Material shown:

::::

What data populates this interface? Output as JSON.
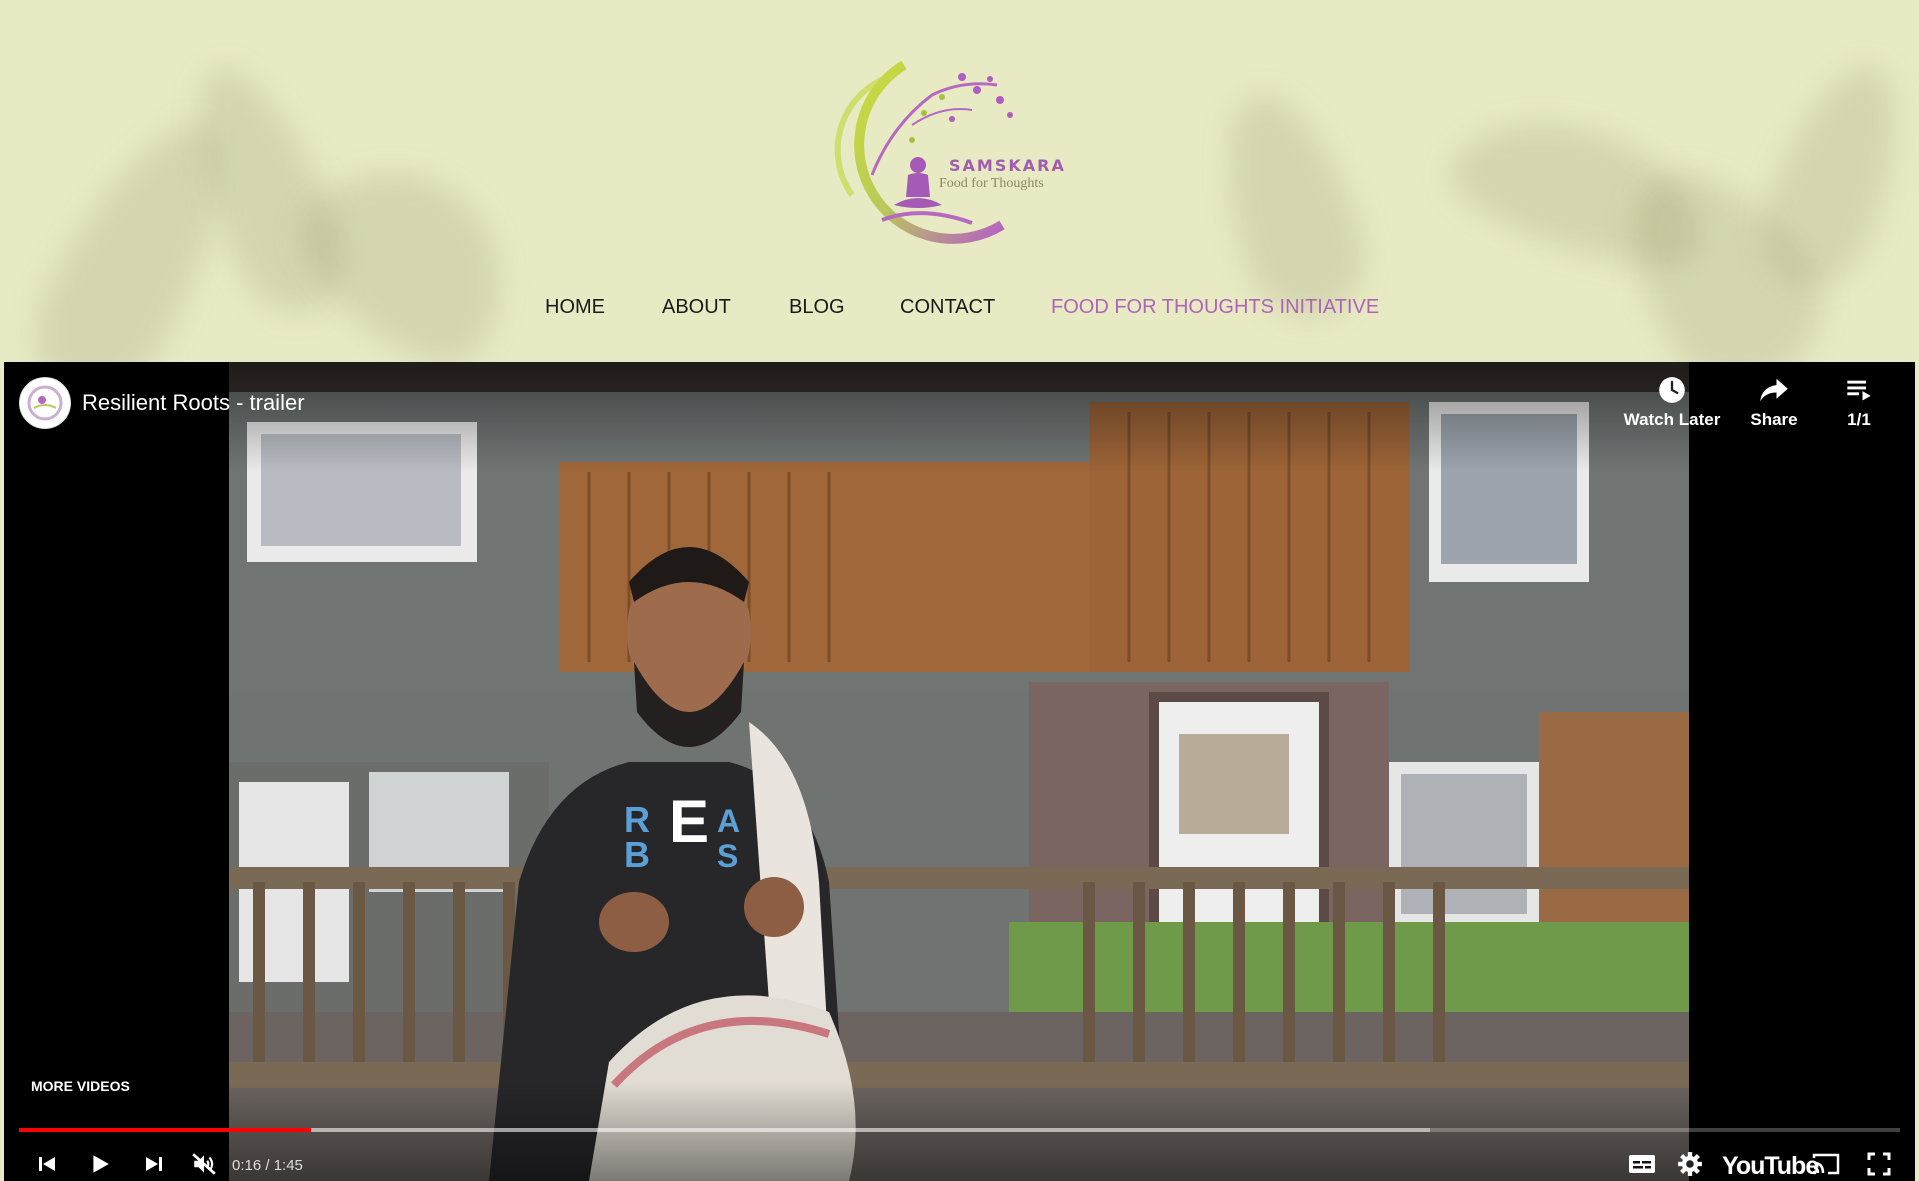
{
  "brand": {
    "name": "SAMSKARA",
    "tagline": "Food for Thoughts"
  },
  "nav": {
    "items": [
      {
        "label": "HOME",
        "active": false
      },
      {
        "label": "ABOUT",
        "active": false
      },
      {
        "label": "BLOG",
        "active": false
      },
      {
        "label": "CONTACT",
        "active": false
      },
      {
        "label": "FOOD FOR THOUGHTS INITIATIVE",
        "active": true
      }
    ]
  },
  "player": {
    "title": "Resilient Roots - trailer",
    "watch_later_label": "Watch Later",
    "share_label": "Share",
    "playlist_count": "1/1",
    "more_videos_label": "MORE VIDEOS",
    "time_display": "0:16 / 1:45",
    "progress_played_fraction": 0.155,
    "progress_loaded_fraction": 0.75,
    "youtube_label": "YouTube",
    "muted": true,
    "icons": [
      "clock-icon",
      "share-arrow-icon",
      "playlist-icon",
      "previous-icon",
      "play-icon",
      "next-icon",
      "muted-volume-icon",
      "captions-icon",
      "gear-icon",
      "cast-icon",
      "fullscreen-icon"
    ]
  },
  "colors": {
    "header_bg": "#e8eac4",
    "nav_active": "#ae65b6",
    "progress_red": "#ff0000",
    "brand_purple": "#a25cb0"
  }
}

::::

Problem to solve: Leaving the pictures aside, transcribe the entire listing exactly.

Solution:
What data populates this interface? Output as JSON.
{
  "brand": {
    "name": "SAMSKARA",
    "tagline": "Food for Thoughts"
  },
  "nav": {
    "items": [
      {
        "label": "HOME",
        "active": false
      },
      {
        "label": "ABOUT",
        "active": false
      },
      {
        "label": "BLOG",
        "active": false
      },
      {
        "label": "CONTACT",
        "active": false
      },
      {
        "label": "FOOD FOR THOUGHTS INITIATIVE",
        "active": true
      }
    ]
  },
  "player": {
    "title": "Resilient Roots - trailer",
    "watch_later_label": "Watch Later",
    "share_label": "Share",
    "playlist_count": "1/1",
    "more_videos_label": "MORE VIDEOS",
    "time_display": "0:16 / 1:45",
    "progress_played_fraction": 0.155,
    "progress_loaded_fraction": 0.75,
    "youtube_label": "YouTube",
    "muted": true,
    "icons": [
      "clock-icon",
      "share-arrow-icon",
      "playlist-icon",
      "previous-icon",
      "play-icon",
      "next-icon",
      "muted-volume-icon",
      "captions-icon",
      "gear-icon",
      "cast-icon",
      "fullscreen-icon"
    ]
  },
  "colors": {
    "header_bg": "#e8eac4",
    "nav_active": "#ae65b6",
    "progress_red": "#ff0000",
    "brand_purple": "#a25cb0"
  }
}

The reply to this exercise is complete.